Stored data:
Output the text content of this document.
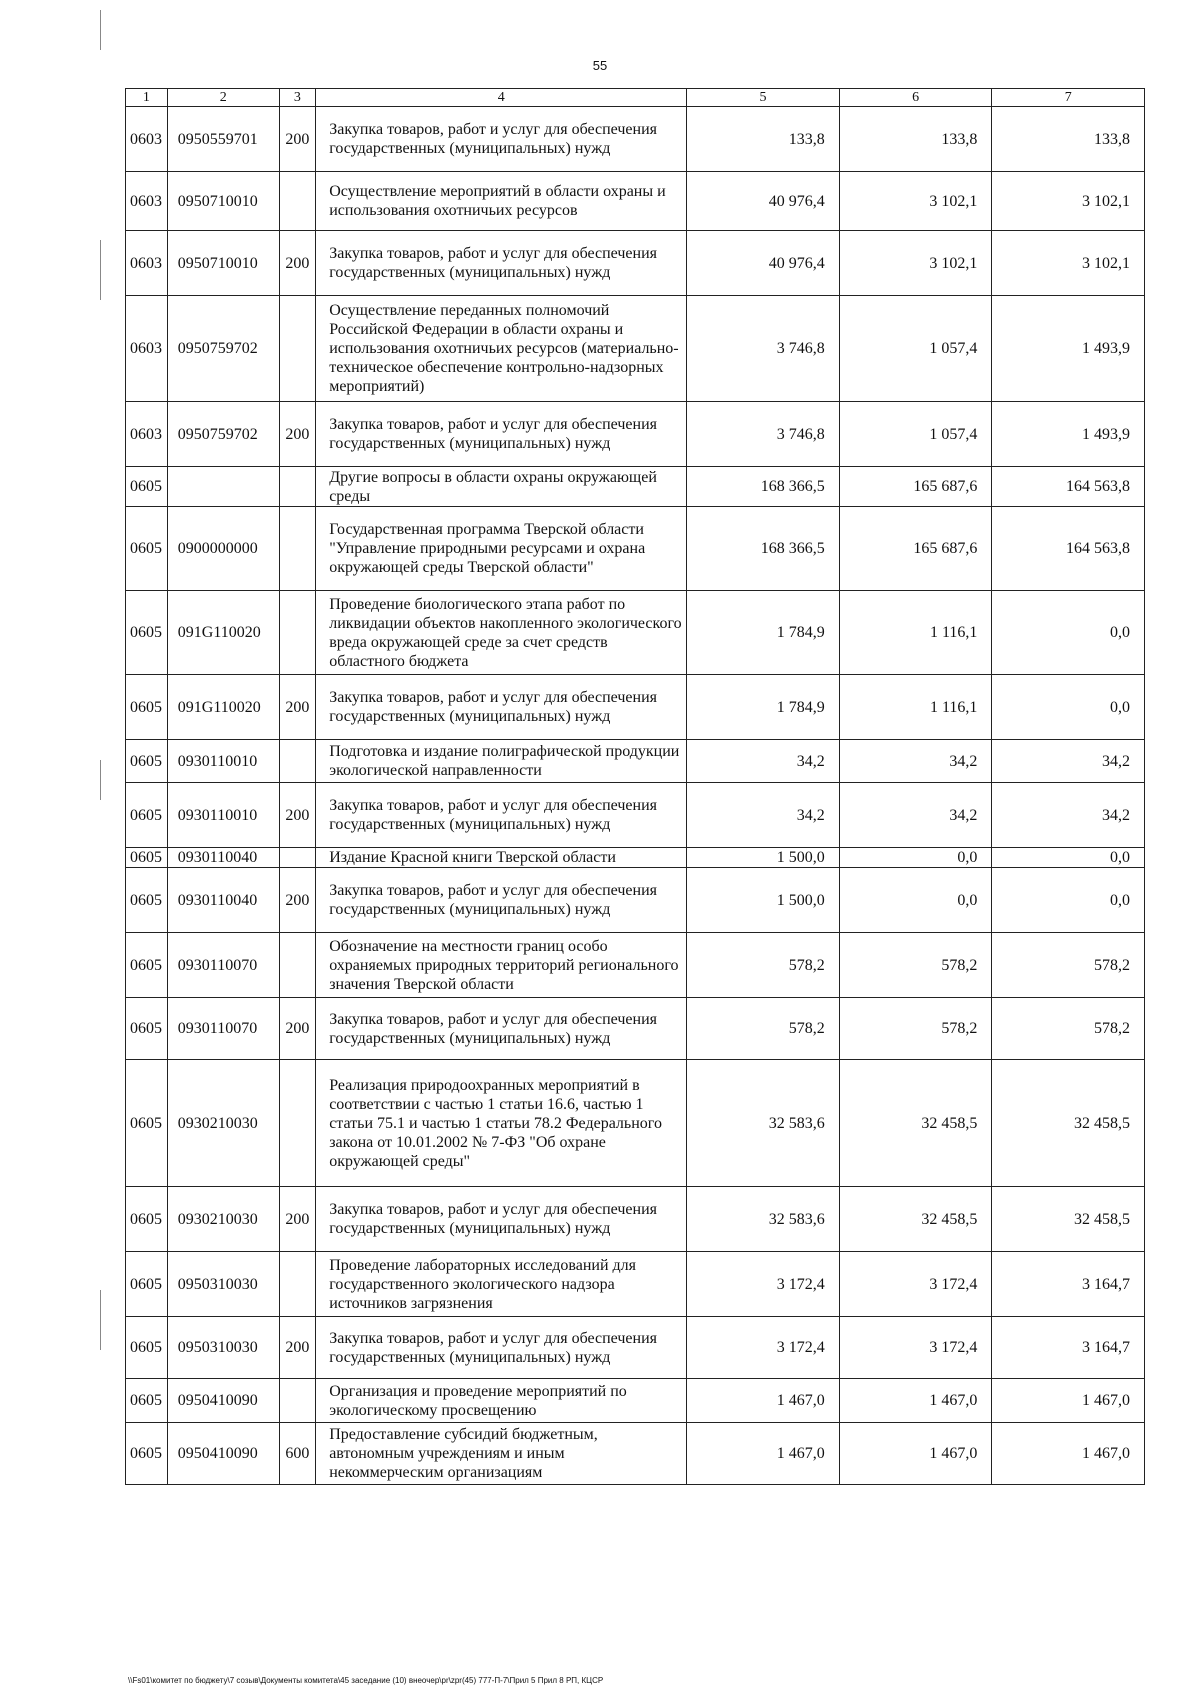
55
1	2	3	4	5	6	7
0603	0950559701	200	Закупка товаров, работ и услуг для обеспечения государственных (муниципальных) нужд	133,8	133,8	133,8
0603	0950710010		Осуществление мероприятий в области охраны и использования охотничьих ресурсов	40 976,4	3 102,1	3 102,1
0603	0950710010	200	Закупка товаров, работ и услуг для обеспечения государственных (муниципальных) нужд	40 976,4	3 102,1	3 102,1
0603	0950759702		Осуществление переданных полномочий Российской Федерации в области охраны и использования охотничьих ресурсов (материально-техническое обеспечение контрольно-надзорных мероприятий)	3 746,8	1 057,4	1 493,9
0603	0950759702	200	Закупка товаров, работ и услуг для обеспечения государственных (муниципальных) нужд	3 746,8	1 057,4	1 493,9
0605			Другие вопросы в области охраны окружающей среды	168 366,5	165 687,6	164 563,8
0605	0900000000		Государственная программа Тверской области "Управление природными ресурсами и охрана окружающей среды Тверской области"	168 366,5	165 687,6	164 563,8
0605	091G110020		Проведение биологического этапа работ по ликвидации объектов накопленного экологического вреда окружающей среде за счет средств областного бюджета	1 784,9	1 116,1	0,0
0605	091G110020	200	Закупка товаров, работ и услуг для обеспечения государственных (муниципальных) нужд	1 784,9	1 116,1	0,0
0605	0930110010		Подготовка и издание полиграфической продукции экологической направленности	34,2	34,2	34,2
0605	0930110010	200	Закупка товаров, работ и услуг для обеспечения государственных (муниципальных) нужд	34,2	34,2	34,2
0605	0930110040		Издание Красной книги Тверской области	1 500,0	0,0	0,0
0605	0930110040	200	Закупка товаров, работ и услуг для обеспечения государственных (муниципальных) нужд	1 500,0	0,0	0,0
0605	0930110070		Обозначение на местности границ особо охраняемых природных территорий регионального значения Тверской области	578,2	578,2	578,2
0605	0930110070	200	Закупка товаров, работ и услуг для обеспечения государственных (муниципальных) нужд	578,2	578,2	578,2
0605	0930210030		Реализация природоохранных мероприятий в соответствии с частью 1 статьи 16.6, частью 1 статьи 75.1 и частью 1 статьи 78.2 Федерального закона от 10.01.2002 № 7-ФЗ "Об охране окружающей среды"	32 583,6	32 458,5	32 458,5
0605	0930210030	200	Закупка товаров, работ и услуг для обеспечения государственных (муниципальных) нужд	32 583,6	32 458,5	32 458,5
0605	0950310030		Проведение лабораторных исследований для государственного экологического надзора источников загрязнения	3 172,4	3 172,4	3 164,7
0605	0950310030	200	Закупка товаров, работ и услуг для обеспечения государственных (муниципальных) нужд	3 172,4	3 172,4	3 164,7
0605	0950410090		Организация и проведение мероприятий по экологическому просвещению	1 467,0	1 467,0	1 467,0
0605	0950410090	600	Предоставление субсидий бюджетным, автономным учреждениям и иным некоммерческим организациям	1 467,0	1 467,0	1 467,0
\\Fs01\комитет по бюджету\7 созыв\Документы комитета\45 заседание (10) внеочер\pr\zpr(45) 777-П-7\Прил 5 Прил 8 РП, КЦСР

### What you have to do
Write down the number of lines where the word "работ" appears, and nothing further.

### Answer to the problem
10